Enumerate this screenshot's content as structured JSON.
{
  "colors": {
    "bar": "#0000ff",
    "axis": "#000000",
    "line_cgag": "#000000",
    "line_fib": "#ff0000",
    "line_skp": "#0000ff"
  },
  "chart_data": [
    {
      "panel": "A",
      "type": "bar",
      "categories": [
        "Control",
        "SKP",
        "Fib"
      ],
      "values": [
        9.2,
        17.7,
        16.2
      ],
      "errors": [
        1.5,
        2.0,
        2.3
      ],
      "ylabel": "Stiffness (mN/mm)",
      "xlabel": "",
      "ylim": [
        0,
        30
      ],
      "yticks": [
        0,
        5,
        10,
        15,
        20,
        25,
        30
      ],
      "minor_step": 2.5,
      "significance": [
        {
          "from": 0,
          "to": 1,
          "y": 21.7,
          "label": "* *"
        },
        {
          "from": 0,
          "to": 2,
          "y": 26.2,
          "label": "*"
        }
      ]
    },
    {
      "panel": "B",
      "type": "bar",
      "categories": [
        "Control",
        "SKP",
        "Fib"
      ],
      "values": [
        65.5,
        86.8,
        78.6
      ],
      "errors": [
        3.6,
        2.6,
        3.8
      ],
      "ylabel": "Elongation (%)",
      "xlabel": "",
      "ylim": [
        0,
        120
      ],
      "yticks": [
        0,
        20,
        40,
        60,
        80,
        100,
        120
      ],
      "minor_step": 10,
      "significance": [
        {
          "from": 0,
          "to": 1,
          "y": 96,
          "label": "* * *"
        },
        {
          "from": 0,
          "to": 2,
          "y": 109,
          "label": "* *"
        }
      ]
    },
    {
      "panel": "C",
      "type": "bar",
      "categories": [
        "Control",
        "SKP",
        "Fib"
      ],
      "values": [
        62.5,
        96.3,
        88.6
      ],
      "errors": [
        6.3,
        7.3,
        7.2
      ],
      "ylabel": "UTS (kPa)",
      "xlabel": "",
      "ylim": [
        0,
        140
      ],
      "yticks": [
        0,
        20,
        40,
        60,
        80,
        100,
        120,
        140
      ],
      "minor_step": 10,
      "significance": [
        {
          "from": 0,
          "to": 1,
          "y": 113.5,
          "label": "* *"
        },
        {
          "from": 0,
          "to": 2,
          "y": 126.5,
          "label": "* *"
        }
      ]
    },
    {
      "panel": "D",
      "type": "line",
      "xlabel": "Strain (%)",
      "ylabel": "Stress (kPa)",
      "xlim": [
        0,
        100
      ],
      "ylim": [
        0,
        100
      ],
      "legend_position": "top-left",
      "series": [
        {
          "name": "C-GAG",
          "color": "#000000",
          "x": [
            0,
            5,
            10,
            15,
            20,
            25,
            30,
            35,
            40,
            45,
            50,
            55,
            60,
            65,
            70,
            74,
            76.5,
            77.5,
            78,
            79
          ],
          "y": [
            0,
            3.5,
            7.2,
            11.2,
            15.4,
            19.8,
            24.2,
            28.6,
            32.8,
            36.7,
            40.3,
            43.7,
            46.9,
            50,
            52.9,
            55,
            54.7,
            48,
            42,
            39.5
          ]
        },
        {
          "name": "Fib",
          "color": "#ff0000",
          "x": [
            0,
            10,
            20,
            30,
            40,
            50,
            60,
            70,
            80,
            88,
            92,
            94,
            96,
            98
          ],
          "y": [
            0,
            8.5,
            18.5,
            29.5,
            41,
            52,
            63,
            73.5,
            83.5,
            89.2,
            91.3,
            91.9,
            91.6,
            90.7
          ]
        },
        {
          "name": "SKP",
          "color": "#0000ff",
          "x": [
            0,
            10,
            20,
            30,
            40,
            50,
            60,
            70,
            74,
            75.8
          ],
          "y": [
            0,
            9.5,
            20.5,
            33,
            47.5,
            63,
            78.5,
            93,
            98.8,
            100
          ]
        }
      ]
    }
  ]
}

Exercise:
Copy the material above verbatim.

Exercise result:
Enumerate this screenshot's content as structured JSON.
{
  "colors": {
    "bar": "#0000ff",
    "axis": "#000000",
    "line_cgag": "#000000",
    "line_fib": "#ff0000",
    "line_skp": "#0000ff"
  },
  "chart_data": [
    {
      "panel": "A",
      "type": "bar",
      "categories": [
        "Control",
        "SKP",
        "Fib"
      ],
      "values": [
        9.2,
        17.7,
        16.2
      ],
      "errors": [
        1.5,
        2.0,
        2.3
      ],
      "ylabel": "Stiffness (mN/mm)",
      "xlabel": "",
      "ylim": [
        0,
        30
      ],
      "yticks": [
        0,
        5,
        10,
        15,
        20,
        25,
        30
      ],
      "minor_step": 2.5,
      "significance": [
        {
          "from": 0,
          "to": 1,
          "y": 21.7,
          "label": "* *"
        },
        {
          "from": 0,
          "to": 2,
          "y": 26.2,
          "label": "*"
        }
      ]
    },
    {
      "panel": "B",
      "type": "bar",
      "categories": [
        "Control",
        "SKP",
        "Fib"
      ],
      "values": [
        65.5,
        86.8,
        78.6
      ],
      "errors": [
        3.6,
        2.6,
        3.8
      ],
      "ylabel": "Elongation (%)",
      "xlabel": "",
      "ylim": [
        0,
        120
      ],
      "yticks": [
        0,
        20,
        40,
        60,
        80,
        100,
        120
      ],
      "minor_step": 10,
      "significance": [
        {
          "from": 0,
          "to": 1,
          "y": 96,
          "label": "* * *"
        },
        {
          "from": 0,
          "to": 2,
          "y": 109,
          "label": "* *"
        }
      ]
    },
    {
      "panel": "C",
      "type": "bar",
      "categories": [
        "Control",
        "SKP",
        "Fib"
      ],
      "values": [
        62.5,
        96.3,
        88.6
      ],
      "errors": [
        6.3,
        7.3,
        7.2
      ],
      "ylabel": "UTS (kPa)",
      "xlabel": "",
      "ylim": [
        0,
        140
      ],
      "yticks": [
        0,
        20,
        40,
        60,
        80,
        100,
        120,
        140
      ],
      "minor_step": 10,
      "significance": [
        {
          "from": 0,
          "to": 1,
          "y": 113.5,
          "label": "* *"
        },
        {
          "from": 0,
          "to": 2,
          "y": 126.5,
          "label": "* *"
        }
      ]
    },
    {
      "panel": "D",
      "type": "line",
      "xlabel": "Strain (%)",
      "ylabel": "Stress (kPa)",
      "xlim": [
        0,
        100
      ],
      "ylim": [
        0,
        100
      ],
      "legend_position": "top-left",
      "series": [
        {
          "name": "C-GAG",
          "color": "#000000",
          "x": [
            0,
            5,
            10,
            15,
            20,
            25,
            30,
            35,
            40,
            45,
            50,
            55,
            60,
            65,
            70,
            74,
            76.5,
            77.5,
            78,
            79
          ],
          "y": [
            0,
            3.5,
            7.2,
            11.2,
            15.4,
            19.8,
            24.2,
            28.6,
            32.8,
            36.7,
            40.3,
            43.7,
            46.9,
            50,
            52.9,
            55,
            54.7,
            48,
            42,
            39.5
          ]
        },
        {
          "name": "Fib",
          "color": "#ff0000",
          "x": [
            0,
            10,
            20,
            30,
            40,
            50,
            60,
            70,
            80,
            88,
            92,
            94,
            96,
            98
          ],
          "y": [
            0,
            8.5,
            18.5,
            29.5,
            41,
            52,
            63,
            73.5,
            83.5,
            89.2,
            91.3,
            91.9,
            91.6,
            90.7
          ]
        },
        {
          "name": "SKP",
          "color": "#0000ff",
          "x": [
            0,
            10,
            20,
            30,
            40,
            50,
            60,
            70,
            74,
            75.8
          ],
          "y": [
            0,
            9.5,
            20.5,
            33,
            47.5,
            63,
            78.5,
            93,
            98.8,
            100
          ]
        }
      ]
    }
  ]
}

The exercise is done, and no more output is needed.